▶ **TASK DETAILS**
Search the material below for the word "专题复习". Copy every line that has it.

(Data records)
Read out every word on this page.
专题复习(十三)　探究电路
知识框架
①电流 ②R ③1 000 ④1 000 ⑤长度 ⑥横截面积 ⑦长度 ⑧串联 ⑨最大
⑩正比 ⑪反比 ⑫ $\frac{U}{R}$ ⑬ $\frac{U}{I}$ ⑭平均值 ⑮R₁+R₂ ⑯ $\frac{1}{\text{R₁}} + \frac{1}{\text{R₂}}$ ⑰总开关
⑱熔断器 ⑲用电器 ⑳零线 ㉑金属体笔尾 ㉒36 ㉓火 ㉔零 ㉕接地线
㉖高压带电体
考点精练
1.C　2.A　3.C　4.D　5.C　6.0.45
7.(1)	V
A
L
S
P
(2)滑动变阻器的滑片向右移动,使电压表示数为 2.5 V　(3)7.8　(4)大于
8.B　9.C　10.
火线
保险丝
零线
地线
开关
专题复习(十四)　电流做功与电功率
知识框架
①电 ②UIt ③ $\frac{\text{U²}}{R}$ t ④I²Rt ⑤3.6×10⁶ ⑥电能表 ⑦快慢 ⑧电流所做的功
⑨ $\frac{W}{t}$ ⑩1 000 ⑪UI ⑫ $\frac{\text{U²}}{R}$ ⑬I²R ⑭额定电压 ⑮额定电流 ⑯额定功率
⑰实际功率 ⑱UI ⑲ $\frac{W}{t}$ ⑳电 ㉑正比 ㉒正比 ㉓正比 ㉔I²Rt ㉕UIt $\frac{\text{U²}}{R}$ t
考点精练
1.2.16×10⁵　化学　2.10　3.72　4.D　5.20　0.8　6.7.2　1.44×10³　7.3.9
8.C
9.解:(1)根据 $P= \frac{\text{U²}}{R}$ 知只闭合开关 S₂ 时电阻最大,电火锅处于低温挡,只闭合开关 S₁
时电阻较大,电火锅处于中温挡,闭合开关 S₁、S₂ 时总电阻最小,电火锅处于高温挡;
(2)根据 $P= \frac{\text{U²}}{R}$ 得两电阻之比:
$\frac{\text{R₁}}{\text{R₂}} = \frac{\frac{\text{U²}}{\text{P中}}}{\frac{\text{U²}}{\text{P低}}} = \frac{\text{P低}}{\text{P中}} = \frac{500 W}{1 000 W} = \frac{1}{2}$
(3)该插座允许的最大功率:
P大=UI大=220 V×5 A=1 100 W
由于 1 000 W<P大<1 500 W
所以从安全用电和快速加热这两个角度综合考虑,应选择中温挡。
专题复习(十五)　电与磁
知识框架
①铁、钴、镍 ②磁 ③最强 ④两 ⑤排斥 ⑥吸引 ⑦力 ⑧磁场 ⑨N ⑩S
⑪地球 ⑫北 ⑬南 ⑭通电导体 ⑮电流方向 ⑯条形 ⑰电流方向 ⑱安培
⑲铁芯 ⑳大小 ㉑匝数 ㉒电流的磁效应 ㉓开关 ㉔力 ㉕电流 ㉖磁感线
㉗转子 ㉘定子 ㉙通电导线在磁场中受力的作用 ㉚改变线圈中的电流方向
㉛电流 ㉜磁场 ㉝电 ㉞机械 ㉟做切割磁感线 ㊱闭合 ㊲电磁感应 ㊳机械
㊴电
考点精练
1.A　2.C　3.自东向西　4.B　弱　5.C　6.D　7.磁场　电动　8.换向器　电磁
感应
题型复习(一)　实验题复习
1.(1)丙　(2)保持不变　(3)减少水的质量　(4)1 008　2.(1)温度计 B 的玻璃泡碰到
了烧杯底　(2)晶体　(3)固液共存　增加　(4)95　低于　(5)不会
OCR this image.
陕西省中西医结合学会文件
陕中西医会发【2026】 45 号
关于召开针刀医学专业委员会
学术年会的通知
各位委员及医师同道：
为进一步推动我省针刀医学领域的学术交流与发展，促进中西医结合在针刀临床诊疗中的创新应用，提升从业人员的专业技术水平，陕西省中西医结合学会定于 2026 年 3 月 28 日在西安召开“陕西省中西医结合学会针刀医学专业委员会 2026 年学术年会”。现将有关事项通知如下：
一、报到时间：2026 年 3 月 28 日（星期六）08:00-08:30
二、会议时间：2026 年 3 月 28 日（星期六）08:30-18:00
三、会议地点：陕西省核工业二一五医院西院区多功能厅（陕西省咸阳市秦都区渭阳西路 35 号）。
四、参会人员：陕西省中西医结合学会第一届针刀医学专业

▶ **THE COMPLETED TASK**
专题复习(十三)　探究电路
专题复习(十四)　电流做功与电功率
专题复习(十五)　电与磁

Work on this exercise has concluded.